* TASK STATEMENT
Read the records below. Copy each line where the string "text" occurs.

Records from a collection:
★ ★ ★ ★

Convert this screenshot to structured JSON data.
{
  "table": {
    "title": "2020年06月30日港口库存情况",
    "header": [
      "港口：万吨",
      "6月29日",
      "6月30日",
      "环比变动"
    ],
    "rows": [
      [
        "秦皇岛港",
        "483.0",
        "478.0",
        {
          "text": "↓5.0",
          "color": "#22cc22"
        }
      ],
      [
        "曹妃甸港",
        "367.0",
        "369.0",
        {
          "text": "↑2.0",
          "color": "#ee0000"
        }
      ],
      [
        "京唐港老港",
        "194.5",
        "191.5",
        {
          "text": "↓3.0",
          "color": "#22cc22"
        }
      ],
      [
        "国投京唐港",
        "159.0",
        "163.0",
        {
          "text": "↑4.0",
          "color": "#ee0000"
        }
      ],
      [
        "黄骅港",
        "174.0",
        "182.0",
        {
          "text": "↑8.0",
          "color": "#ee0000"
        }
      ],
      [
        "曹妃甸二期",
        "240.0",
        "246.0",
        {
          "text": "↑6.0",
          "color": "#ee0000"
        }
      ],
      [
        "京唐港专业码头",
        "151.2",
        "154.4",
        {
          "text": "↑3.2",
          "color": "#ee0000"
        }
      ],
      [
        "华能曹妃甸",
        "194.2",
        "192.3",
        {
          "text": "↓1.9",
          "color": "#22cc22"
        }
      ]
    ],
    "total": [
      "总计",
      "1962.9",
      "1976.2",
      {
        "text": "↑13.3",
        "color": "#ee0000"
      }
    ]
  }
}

★ ★ ★ ★

* OUTPUT BELOW
          "text": "↓5.0",
          "text": "↑2.0",
          "text": "↓3.0",
          "text": "↑4.0",
          "text": "↑8.0",
          "text": "↑6.0",
          "text": "↑3.2",
          "text": "↓1.9",
        "text": "↑13.3",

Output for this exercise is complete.